_Stored data_:

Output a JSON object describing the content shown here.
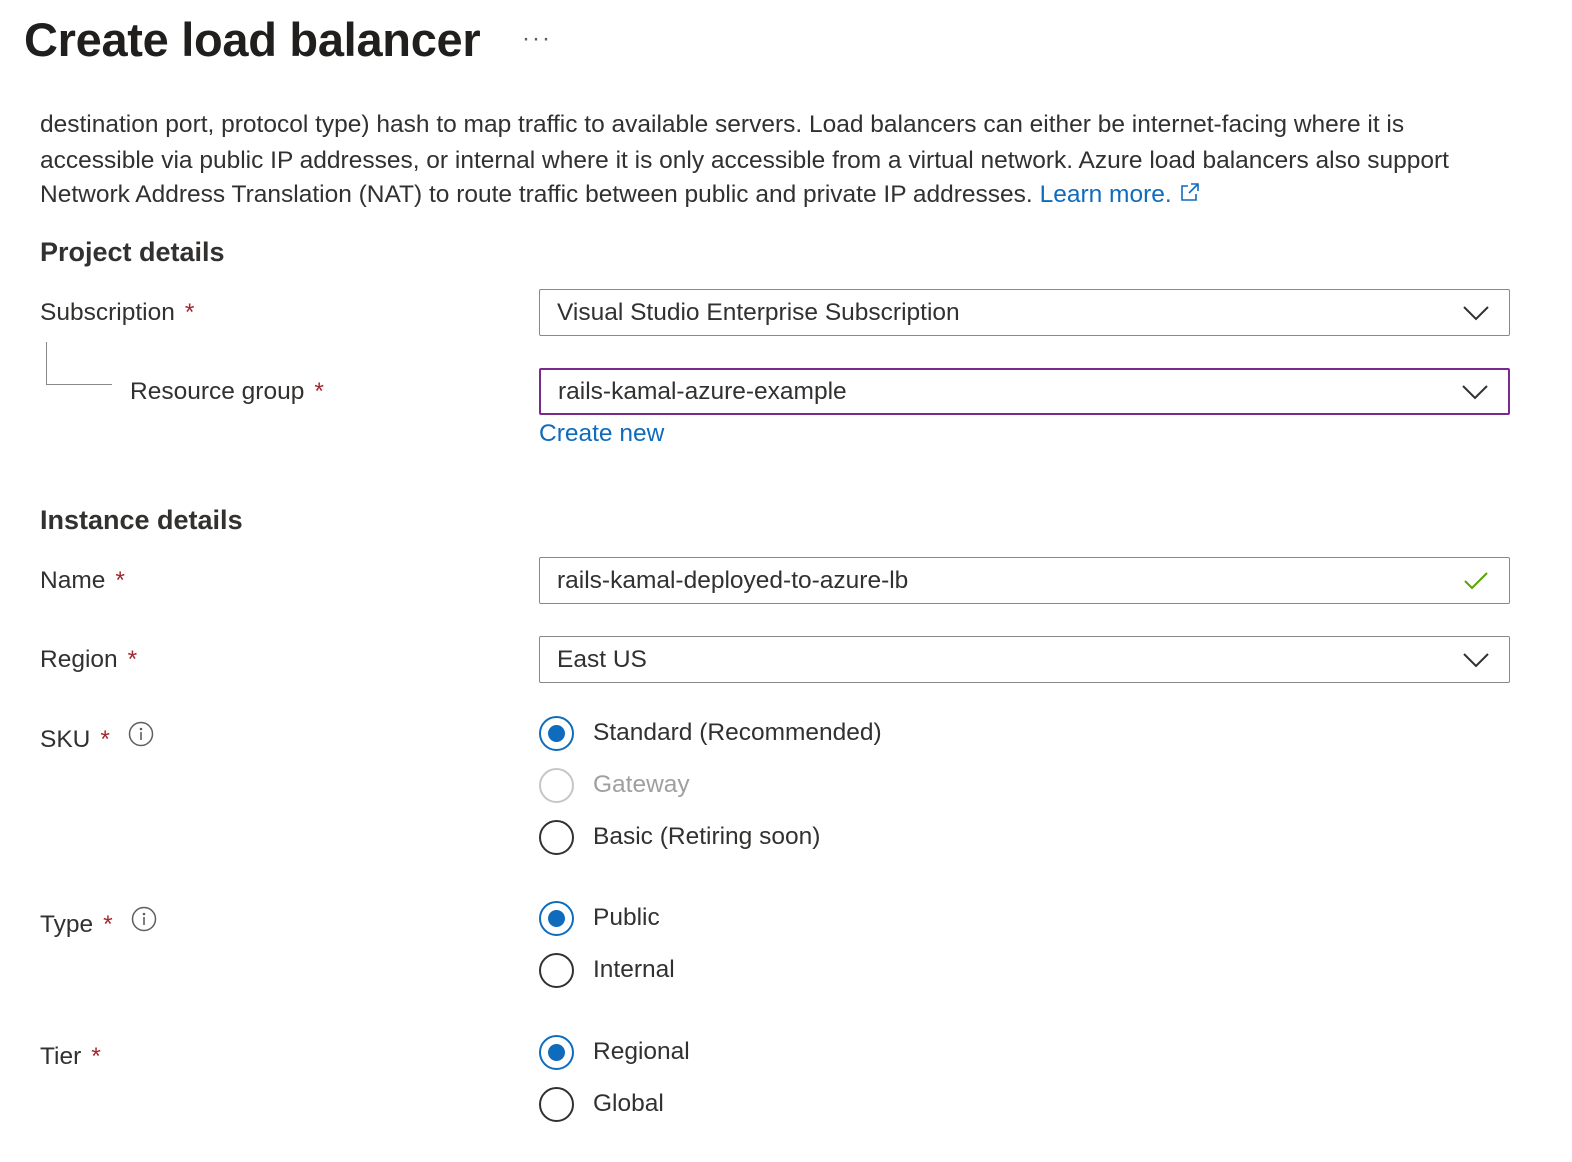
{
  "header": {
    "title": "Create load balancer",
    "more_label": "···"
  },
  "description": {
    "line1": "destination port, protocol type) hash to map traffic to available servers. Load balancers can either be internet-facing where it is",
    "line2": "accessible via public IP addresses, or internal where it is only accessible from a virtual network. Azure load balancers also support",
    "line3": "Network Address Translation (NAT) to route traffic between public and private IP addresses.",
    "learn_more": "Learn more."
  },
  "project_details": {
    "heading": "Project details",
    "subscription": {
      "label": "Subscription",
      "required_mark": "*",
      "value": "Visual Studio Enterprise Subscription"
    },
    "resource_group": {
      "label": "Resource group",
      "required_mark": "*",
      "value": "rails-kamal-azure-example",
      "create_new": "Create new"
    }
  },
  "instance_details": {
    "heading": "Instance details",
    "name": {
      "label": "Name",
      "required_mark": "*",
      "value": "rails-kamal-deployed-to-azure-lb",
      "valid": true
    },
    "region": {
      "label": "Region",
      "required_mark": "*",
      "value": "East US"
    },
    "sku": {
      "label": "SKU",
      "required_mark": "*",
      "options": [
        {
          "label": "Standard (Recommended)",
          "checked": true,
          "disabled": false
        },
        {
          "label": "Gateway",
          "checked": false,
          "disabled": true
        },
        {
          "label": "Basic (Retiring soon)",
          "checked": false,
          "disabled": false
        }
      ]
    },
    "type": {
      "label": "Type",
      "required_mark": "*",
      "options": [
        {
          "label": "Public",
          "checked": true
        },
        {
          "label": "Internal",
          "checked": false
        }
      ]
    },
    "tier": {
      "label": "Tier",
      "required_mark": "*",
      "options": [
        {
          "label": "Regional",
          "checked": true
        },
        {
          "label": "Global",
          "checked": false
        }
      ]
    }
  },
  "colors": {
    "accent": "#0f6cbd",
    "required": "#a4262c",
    "focus_border": "#7a2a8f",
    "valid_check": "#57a300",
    "text": "#323130"
  },
  "icons": {
    "more": "ellipsis-icon",
    "external_link": "external-link-icon",
    "dropdown": "chevron-down-icon",
    "valid": "checkmark-icon",
    "info": "info-icon"
  }
}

_Task goal_:
Find the string "addresses" in the listing and return every line that holds it.

_Expected output_:
    "line2": "accessible via public IP addresses, or internal where it is only accessible from a virtual network. Azure load balancers also support",
    "line3": "Network Address Translation (NAT) to route traffic between public and private IP addresses.",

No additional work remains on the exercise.